** BEGIN Provided information **
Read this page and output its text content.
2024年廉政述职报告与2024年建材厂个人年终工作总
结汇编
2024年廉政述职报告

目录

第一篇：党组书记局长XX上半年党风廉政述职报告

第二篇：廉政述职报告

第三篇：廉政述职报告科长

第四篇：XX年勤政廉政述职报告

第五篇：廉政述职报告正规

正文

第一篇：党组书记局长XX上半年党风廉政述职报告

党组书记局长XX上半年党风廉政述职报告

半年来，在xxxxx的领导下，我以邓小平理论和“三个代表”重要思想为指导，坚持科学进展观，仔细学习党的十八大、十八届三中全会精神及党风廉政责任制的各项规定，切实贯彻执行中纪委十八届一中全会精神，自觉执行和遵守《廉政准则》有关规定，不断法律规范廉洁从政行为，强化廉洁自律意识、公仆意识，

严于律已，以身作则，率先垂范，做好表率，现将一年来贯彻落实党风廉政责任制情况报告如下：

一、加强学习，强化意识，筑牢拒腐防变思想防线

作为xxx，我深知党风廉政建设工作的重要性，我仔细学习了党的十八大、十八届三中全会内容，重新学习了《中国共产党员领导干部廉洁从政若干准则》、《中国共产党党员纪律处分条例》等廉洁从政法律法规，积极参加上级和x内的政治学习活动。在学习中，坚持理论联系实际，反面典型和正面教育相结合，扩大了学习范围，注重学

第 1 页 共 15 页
** END Provided information **
- **What you are asked to do**
Retype the entries one by one, exactly.

- **Completed task**
Read this page and output its text content.
2024年廉政述职报告与2024年建材厂个人年终工作总
结汇编
2024年廉政述职报告

目录

第一篇：党组书记局长XX上半年党风廉政述职报告

第二篇：廉政述职报告

第三篇：廉政述职报告科长

第四篇：XX年勤政廉政述职报告

第五篇：廉政述职报告正规

正文

第一篇：党组书记局长XX上半年党风廉政述职报告

党组书记局长XX上半年党风廉政述职报告

半年来，在xxxxx的领导下，我以邓小平理论和“三个代表”重要思想为指导，坚持科学进展观，仔细学习党的十八大、十八届三中全会精神及党风廉政责任制的各项规定，切实贯彻执行中纪委十八届一中全会精神，自觉执行和遵守《廉政准则》有关规定，不断法律规范廉洁从政行为，强化廉洁自律意识、公仆意识，

严于律已，以身作则，率先垂范，做好表率，现将一年来贯彻落实党风廉政责任制情况报告如下：

一、加强学习，强化意识，筑牢拒腐防变思想防线

作为xxx，我深知党风廉政建设工作的重要性，我仔细学习了党的十八大、十八届三中全会内容，重新学习了《中国共产党员领导干部廉洁从政若干准则》、《中国共产党党员纪律处分条例》等廉洁从政法律法规，积极参加上级和x内的政治学习活动。在学习中，坚持理论联系实际，反面典型和正面教育相结合，扩大了学习范围，注重学

第 1 页 共 15 页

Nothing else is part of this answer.